Collected data:
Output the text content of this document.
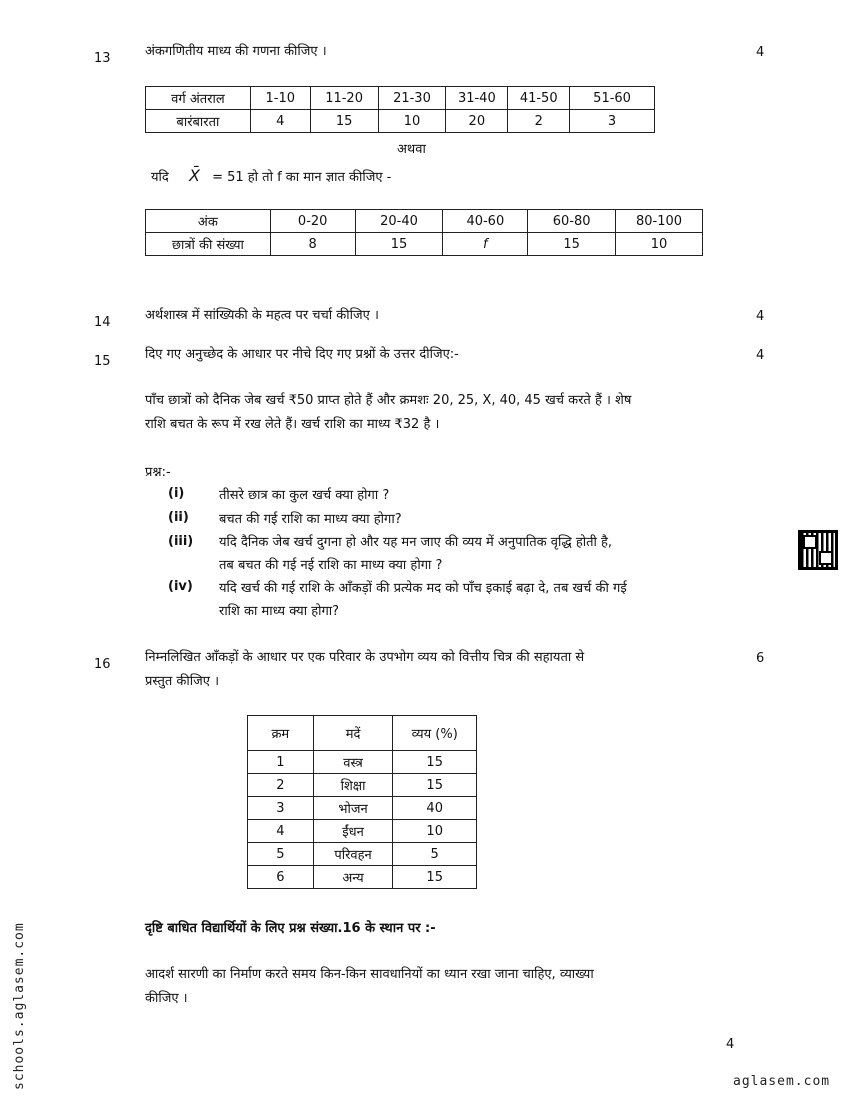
13	अंकगणितीय माध्य की गणना कीजिए ।	4
वर्ग अंतराल	1-10	11-20	21-30	31-40	41-50	51-60
बारंबारता	4	15	10	20	2	3
अथवा
यदि X̄ = 51 हो तो f का मान ज्ञात कीजिए -
अंक	0-20	20-40	40-60	60-80	80-100
छात्रों की संख्या	8	15	f	15	10
14	अर्थशास्त्र में सांख्यिकी के महत्व पर चर्चा कीजिए ।	4
15	दिए गए अनुच्छेद के आधार पर नीचे दिए गए प्रश्नों के उत्तर दीजिए:-	4
पाँच छात्रों को दैनिक जेब खर्च ₹50 प्राप्त होते हैं और क्रमशः 20, 25, X, 40, 45 खर्च करते हैं । शेष
राशि बचत के रूप में रख लेते हैं। खर्च राशि का माध्य ₹32 है ।
प्रश्न:-
(i)	तीसरे छात्र का कुल खर्च क्या होगा ?
(ii) बचत की गई राशि का माध्य क्या होगा?
(iii) यदि दैनिक जेब खर्च दुगना हो और यह मन जाए की व्यय में अनुपातिक वृद्धि होती है,
तब बचत की गई नई राशि का माध्य क्या होगा ?
(iv) यदि खर्च की गई राशि के आँकड़ों की प्रत्येक मद को पाँच इकाई बढ़ा दे, तब खर्च की गई
राशि का माध्य क्या होगा?
16	निम्नलिखित आँकड़ों के आधार पर एक परिवार के उपभोग व्यय को वित्तीय चित्र की सहायता से
प्रस्तुत कीजिए ।
6
क्रम	मदें	व्यय (%)
1	वस्त्र	15
2	शिक्षा	15
3	भोजन	40
4	ईंधन	10
5	परिवहन	5
6	अन्य	15
दृष्टि बाधित विद्यार्थियों के लिए प्रश्न संख्या.16 के स्थान पर :-
आदर्श सारणी का निर्माण करते समय किन-किन सावधानियों का ध्यान रखा जाना चाहिए, व्याख्या
कीजिए ।
4
schools.aglasem.com	aglasem.com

Exercise:
Write the listing out a second time exactly, dropping all images.

The answer:
Output the text content of this document.
13	अंकगणितीय माध्य की गणना कीजिए ।	4
वर्ग अंतराल	1-10	11-20	21-30	31-40	41-50	51-60
बारंबारता	4	15	10	20	2	3
अथवा
यदि X̄ = 51 हो तो f का मान ज्ञात कीजिए -
अंक	0-20	20-40	40-60	60-80	80-100
छात्रों की संख्या	8	15	f	15	10
14	अर्थशास्त्र में सांख्यिकी के महत्व पर चर्चा कीजिए ।	4
15	दिए गए अनुच्छेद के आधार पर नीचे दिए गए प्रश्नों के उत्तर दीजिए:-	4
पाँच छात्रों को दैनिक जेब खर्च ₹50 प्राप्त होते हैं और क्रमशः 20, 25, X, 40, 45 खर्च करते हैं । शेष
राशि बचत के रूप में रख लेते हैं। खर्च राशि का माध्य ₹32 है ।
प्रश्न:-
(i)	तीसरे छात्र का कुल खर्च क्या होगा ?
(ii) बचत की गई राशि का माध्य क्या होगा?
(iii) यदि दैनिक जेब खर्च दुगना हो और यह मन जाए की व्यय में अनुपातिक वृद्धि होती है,
तब बचत की गई नई राशि का माध्य क्या होगा ?
(iv) यदि खर्च की गई राशि के आँकड़ों की प्रत्येक मद को पाँच इकाई बढ़ा दे, तब खर्च की गई
राशि का माध्य क्या होगा?
16	निम्नलिखित आँकड़ों के आधार पर एक परिवार के उपभोग व्यय को वित्तीय चित्र की सहायता से
प्रस्तुत कीजिए ।
6
क्रम	मदें	व्यय (%)
1	वस्त्र	15
2	शिक्षा	15
3	भोजन	40
4	ईंधन	10
5	परिवहन	5
6	अन्य	15
दृष्टि बाधित विद्यार्थियों के लिए प्रश्न संख्या.16 के स्थान पर :-
आदर्श सारणी का निर्माण करते समय किन-किन सावधानियों का ध्यान रखा जाना चाहिए, व्याख्या
कीजिए ।
4
schools.aglasem.com	aglasem.com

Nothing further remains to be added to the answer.